**DATA ENTRIES**
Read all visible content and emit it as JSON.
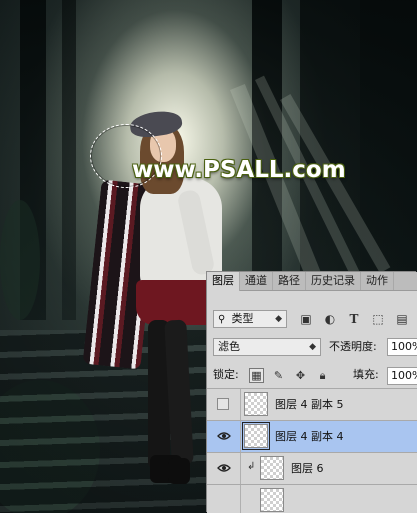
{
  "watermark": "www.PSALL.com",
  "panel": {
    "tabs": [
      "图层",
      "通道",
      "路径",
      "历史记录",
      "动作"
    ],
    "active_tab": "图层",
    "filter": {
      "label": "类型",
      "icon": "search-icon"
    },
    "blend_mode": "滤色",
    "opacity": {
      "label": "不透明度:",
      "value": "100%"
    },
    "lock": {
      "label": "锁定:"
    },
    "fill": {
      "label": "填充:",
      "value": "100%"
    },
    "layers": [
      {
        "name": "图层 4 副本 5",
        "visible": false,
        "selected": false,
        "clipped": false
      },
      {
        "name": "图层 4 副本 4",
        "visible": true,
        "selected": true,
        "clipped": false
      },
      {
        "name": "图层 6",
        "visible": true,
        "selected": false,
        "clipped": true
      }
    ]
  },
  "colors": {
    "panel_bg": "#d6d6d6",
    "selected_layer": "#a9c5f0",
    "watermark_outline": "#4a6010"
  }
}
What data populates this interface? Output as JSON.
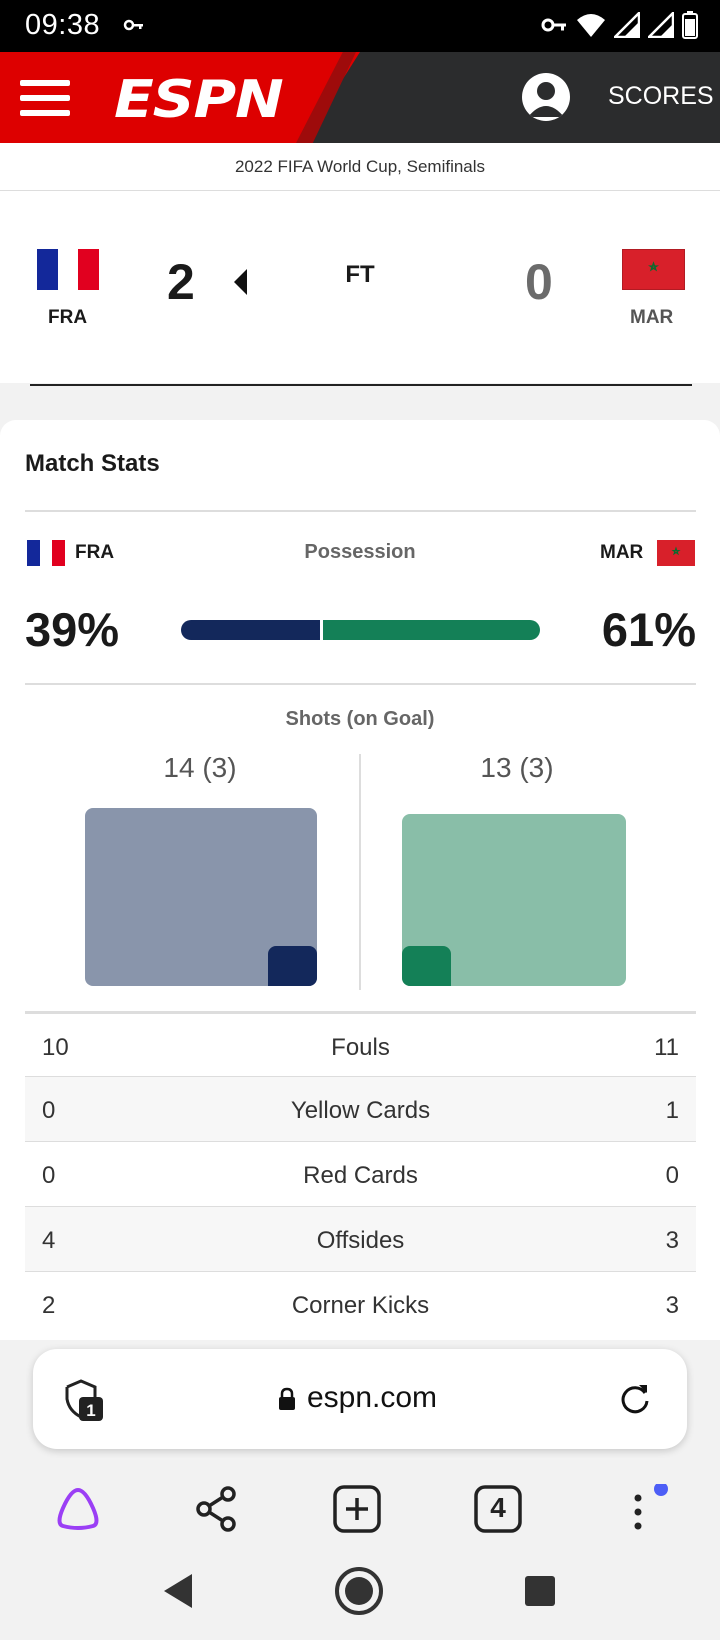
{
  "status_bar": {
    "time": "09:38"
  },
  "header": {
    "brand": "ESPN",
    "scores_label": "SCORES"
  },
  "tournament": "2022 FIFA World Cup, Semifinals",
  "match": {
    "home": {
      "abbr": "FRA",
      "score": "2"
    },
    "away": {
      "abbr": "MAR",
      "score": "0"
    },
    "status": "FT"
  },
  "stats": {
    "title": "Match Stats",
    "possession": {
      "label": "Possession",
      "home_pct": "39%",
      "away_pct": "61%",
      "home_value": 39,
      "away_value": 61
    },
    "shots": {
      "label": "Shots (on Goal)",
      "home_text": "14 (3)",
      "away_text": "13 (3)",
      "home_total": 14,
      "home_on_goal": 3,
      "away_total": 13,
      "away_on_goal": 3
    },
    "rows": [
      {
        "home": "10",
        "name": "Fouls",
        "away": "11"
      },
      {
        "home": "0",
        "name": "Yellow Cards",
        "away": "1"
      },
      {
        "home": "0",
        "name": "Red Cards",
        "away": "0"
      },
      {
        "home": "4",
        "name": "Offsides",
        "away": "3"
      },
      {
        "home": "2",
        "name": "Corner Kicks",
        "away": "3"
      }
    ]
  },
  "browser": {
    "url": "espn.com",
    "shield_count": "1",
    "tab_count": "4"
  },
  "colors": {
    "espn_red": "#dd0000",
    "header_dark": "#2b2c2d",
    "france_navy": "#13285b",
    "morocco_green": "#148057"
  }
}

**WRITTEN TASK**
Gather each line in the data that holds the string "JSON".

**FULL OUTPUT**
Read all visible content and emit it as JSON.
What data populates this interface? Output as JSON.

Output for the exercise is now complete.